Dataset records
====
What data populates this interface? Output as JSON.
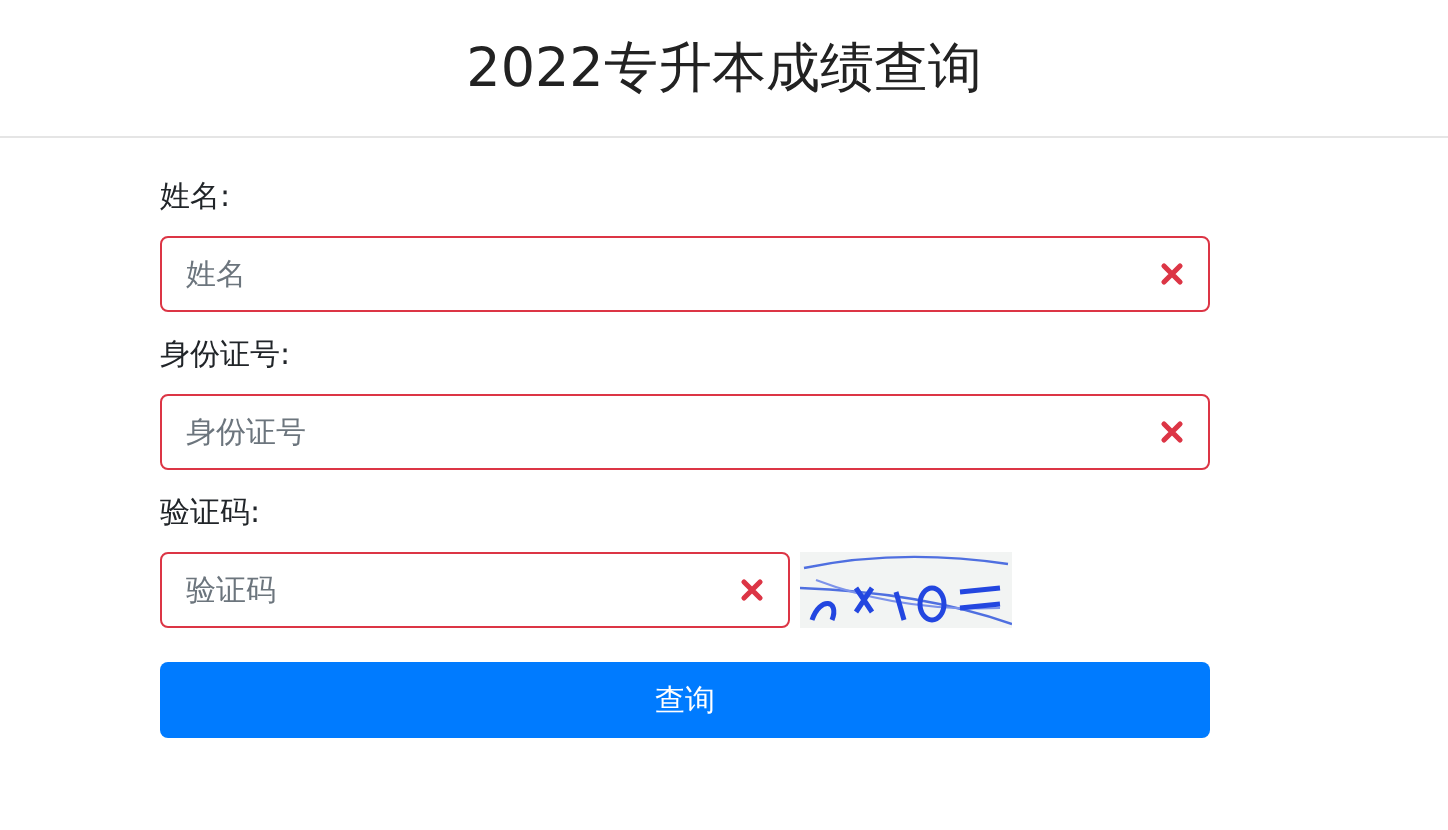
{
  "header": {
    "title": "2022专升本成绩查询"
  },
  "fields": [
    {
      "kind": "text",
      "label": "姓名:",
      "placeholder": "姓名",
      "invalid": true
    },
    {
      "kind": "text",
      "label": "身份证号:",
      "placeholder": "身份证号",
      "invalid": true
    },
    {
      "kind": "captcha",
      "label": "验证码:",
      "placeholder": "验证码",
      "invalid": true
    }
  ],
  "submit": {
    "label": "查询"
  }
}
====
From the records above, pick out and copy each line holding the word "placeholder".

      "placeholder": "姓名",
      "placeholder": "身份证号",
      "placeholder": "验证码",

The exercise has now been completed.